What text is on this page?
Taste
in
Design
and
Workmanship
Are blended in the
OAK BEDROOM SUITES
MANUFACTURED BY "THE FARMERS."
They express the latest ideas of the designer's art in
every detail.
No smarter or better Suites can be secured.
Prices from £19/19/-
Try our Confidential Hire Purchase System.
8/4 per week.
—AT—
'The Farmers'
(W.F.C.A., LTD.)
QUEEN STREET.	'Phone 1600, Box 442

________________________

*GIVEN INSTRUCTION*
Take the lines above and retype all of them exactly.

*SOLUTION FOR THIS EXERCISE*
What text is on this page?
Taste
in
Design
and
Workmanship
Are blended in the
OAK BEDROOM SUITES
MANUFACTURED BY "THE FARMERS."
They express the latest ideas of the designer's art in
every detail.
No smarter or better Suites can be secured.
Prices from £19/19/-
Try our Confidential Hire Purchase System.
8/4 per week.
—AT—
'The Farmers'
(W.F.C.A., LTD.)
QUEEN STREET.	'Phone 1600, Box 442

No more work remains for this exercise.